__Material__.
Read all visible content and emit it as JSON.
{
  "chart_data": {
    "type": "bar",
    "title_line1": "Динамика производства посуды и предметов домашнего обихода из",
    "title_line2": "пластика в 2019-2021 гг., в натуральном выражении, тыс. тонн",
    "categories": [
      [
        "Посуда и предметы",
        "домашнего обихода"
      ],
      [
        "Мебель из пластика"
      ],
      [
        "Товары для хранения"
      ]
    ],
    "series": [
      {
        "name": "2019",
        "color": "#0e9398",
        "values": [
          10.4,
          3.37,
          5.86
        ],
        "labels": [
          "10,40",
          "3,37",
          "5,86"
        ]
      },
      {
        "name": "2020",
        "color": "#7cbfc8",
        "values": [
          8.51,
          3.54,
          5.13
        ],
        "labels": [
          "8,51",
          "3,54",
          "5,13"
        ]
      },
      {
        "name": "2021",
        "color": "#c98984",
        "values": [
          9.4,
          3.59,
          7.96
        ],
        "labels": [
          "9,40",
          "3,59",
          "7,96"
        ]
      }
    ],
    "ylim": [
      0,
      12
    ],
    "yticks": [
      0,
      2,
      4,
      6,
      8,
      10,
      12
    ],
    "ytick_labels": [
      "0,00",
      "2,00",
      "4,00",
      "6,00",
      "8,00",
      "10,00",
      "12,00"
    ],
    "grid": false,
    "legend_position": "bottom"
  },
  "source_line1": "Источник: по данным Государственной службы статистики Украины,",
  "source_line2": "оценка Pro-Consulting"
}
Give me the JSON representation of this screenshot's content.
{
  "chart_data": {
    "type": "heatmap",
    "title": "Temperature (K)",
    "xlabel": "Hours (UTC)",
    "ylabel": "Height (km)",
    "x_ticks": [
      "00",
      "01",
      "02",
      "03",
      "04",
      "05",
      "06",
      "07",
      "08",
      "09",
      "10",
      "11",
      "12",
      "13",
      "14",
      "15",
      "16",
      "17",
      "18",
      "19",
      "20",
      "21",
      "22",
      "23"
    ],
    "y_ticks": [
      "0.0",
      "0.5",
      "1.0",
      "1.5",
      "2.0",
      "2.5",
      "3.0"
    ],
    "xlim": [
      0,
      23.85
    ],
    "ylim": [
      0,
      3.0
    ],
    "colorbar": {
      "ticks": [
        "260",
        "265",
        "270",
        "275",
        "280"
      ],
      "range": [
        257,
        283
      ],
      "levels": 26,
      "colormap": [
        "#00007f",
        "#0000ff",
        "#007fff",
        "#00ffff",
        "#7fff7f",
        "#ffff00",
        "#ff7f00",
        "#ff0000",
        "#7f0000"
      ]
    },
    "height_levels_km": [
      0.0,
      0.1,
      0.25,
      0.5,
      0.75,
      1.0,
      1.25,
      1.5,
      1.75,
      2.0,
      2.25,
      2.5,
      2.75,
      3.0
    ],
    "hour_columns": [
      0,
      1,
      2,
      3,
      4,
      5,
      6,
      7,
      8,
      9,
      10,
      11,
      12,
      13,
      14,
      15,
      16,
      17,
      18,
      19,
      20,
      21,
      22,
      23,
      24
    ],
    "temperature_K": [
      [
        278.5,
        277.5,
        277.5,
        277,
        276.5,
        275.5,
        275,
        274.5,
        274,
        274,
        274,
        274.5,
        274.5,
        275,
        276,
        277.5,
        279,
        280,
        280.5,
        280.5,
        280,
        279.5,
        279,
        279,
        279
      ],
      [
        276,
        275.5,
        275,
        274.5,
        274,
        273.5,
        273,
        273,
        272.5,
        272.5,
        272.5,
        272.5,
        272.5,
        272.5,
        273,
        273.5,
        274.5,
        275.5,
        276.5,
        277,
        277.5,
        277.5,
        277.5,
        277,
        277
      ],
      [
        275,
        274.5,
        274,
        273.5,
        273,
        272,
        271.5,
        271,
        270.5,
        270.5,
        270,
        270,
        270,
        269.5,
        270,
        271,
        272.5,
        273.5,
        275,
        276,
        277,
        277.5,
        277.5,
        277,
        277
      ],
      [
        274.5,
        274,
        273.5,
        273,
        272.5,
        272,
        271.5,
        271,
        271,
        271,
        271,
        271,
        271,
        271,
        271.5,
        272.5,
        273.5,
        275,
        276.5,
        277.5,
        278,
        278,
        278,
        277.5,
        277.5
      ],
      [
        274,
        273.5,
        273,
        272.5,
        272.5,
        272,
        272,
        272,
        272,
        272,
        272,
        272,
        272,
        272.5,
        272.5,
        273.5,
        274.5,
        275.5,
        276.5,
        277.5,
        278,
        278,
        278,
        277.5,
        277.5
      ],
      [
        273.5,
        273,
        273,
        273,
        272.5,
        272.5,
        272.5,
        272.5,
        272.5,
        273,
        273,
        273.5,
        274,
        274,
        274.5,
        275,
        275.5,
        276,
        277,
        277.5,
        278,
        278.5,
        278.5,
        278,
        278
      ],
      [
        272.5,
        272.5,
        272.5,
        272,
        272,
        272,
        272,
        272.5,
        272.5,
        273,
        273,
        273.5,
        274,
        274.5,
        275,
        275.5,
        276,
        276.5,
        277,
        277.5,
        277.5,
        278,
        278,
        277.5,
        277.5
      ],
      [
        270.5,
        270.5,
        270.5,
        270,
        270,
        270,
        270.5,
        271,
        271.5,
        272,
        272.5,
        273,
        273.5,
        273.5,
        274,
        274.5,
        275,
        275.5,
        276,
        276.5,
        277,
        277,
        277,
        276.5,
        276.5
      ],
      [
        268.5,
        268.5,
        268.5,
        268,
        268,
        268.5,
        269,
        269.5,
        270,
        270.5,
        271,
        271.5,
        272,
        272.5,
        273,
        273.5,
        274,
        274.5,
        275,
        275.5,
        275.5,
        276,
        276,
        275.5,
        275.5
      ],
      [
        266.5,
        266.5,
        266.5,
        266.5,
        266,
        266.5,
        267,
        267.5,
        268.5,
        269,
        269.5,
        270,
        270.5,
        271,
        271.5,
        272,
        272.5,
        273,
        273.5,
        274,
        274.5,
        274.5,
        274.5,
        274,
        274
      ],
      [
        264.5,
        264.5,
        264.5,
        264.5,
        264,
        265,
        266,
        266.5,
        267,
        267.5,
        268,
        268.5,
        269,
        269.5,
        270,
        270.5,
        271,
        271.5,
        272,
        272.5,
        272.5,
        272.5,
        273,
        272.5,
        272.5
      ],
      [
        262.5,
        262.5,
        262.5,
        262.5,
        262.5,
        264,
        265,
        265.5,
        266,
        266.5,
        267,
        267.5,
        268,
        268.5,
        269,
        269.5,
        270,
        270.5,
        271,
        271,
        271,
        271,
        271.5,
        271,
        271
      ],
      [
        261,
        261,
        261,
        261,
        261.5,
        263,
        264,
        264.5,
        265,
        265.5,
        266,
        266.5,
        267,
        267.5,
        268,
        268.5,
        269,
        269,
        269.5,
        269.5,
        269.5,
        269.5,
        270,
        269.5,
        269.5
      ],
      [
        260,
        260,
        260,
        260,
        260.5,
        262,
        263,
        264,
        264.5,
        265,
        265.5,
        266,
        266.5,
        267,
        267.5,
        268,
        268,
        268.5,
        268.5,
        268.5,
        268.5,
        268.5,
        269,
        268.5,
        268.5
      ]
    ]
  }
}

__What you should do__. Using the material above, gather every line that includes "обихода".

__The reply__.
    "title_line1": "Динамика производства посуды и предметов домашнего обихода из",
        "домашнего обихода"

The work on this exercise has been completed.